---------- Input for this task

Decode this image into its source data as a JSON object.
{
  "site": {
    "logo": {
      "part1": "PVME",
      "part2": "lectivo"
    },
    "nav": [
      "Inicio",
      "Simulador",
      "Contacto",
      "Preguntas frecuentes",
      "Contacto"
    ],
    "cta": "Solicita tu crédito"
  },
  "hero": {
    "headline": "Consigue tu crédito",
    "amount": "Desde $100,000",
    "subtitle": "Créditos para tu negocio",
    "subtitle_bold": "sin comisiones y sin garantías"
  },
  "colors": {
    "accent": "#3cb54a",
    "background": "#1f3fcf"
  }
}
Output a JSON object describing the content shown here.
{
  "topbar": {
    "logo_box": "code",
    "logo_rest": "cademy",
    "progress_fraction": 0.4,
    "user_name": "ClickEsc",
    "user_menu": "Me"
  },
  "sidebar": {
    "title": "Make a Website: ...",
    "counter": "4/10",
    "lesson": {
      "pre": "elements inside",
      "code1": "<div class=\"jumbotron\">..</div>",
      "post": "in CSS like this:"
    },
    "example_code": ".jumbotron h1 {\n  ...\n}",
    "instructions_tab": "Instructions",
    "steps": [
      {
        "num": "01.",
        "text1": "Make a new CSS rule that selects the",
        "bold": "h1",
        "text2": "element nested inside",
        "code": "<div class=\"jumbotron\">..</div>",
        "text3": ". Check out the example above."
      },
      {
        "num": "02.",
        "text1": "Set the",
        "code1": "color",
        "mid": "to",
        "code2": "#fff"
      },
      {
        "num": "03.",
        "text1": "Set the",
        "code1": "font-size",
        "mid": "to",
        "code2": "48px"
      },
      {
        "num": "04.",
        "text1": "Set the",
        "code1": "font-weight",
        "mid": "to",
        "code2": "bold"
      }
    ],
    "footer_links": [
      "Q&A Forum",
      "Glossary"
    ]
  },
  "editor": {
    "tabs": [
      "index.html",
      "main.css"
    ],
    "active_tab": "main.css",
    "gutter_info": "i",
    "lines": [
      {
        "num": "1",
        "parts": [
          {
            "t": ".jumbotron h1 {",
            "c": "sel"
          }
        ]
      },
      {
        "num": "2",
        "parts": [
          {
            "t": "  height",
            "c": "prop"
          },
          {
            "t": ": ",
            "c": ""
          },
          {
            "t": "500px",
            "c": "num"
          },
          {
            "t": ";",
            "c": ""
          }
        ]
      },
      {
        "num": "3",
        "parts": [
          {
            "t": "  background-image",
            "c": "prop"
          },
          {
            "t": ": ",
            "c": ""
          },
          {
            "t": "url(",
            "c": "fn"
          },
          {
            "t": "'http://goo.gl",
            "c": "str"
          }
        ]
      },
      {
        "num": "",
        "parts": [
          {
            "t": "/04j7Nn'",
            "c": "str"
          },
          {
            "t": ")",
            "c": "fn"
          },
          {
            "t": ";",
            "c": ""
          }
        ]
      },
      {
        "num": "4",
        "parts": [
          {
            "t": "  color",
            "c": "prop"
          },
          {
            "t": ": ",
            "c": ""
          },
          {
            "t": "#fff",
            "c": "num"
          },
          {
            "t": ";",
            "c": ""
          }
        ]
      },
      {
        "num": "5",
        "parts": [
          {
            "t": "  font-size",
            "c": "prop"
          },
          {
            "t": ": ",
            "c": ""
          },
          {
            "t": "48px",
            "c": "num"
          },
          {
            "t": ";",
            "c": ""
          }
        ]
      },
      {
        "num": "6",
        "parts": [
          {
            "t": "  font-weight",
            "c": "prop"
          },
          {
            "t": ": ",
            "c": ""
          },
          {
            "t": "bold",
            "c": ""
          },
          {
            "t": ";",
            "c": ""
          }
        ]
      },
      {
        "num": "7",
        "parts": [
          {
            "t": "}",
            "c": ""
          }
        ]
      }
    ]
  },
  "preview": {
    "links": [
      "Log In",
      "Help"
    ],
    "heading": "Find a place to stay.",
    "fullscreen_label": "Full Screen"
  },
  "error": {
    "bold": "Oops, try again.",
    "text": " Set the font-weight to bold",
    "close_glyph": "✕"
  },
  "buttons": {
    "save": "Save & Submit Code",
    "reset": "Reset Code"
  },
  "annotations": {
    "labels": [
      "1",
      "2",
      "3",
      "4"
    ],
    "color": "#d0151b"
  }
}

--------------------
---------- Input for this task

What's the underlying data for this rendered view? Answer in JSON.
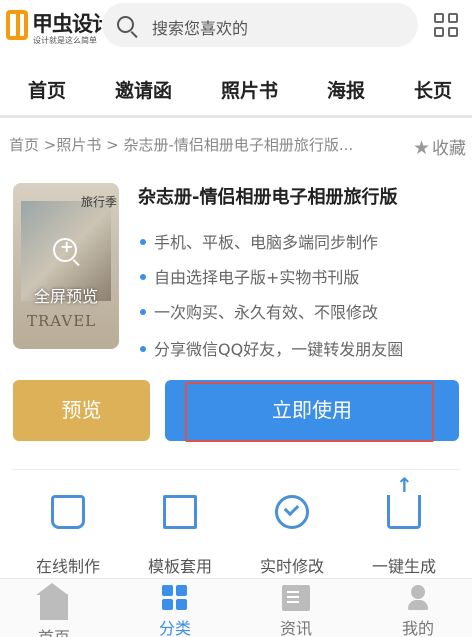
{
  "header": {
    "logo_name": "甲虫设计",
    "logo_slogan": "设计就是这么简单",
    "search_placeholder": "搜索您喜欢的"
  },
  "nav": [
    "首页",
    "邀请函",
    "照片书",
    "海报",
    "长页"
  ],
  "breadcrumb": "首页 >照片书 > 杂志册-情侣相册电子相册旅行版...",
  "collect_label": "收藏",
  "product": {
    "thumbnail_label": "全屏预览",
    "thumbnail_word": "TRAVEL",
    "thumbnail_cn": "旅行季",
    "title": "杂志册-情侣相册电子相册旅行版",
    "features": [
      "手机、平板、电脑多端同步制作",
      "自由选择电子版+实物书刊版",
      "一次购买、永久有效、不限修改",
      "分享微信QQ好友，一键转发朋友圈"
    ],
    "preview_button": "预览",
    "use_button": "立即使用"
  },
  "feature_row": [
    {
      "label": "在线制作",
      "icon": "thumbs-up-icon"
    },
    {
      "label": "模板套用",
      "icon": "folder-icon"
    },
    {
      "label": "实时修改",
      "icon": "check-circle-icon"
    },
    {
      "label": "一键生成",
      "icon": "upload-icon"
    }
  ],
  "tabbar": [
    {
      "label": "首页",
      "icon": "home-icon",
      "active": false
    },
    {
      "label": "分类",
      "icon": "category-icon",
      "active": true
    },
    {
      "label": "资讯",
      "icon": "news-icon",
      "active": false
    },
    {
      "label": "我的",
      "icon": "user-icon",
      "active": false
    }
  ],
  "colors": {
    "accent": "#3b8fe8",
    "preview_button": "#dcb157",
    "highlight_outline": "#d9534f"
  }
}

--------------------

To be done =
Select and copy every line of the material that holds the string "icon".

Problem solution =
      "icon": "thumbs-up-icon"
      "icon": "folder-icon"
      "icon": "check-circle-icon"
      "icon": "upload-icon"
      "icon": "home-icon",
      "icon": "category-icon",
      "icon": "news-icon",
      "icon": "user-icon",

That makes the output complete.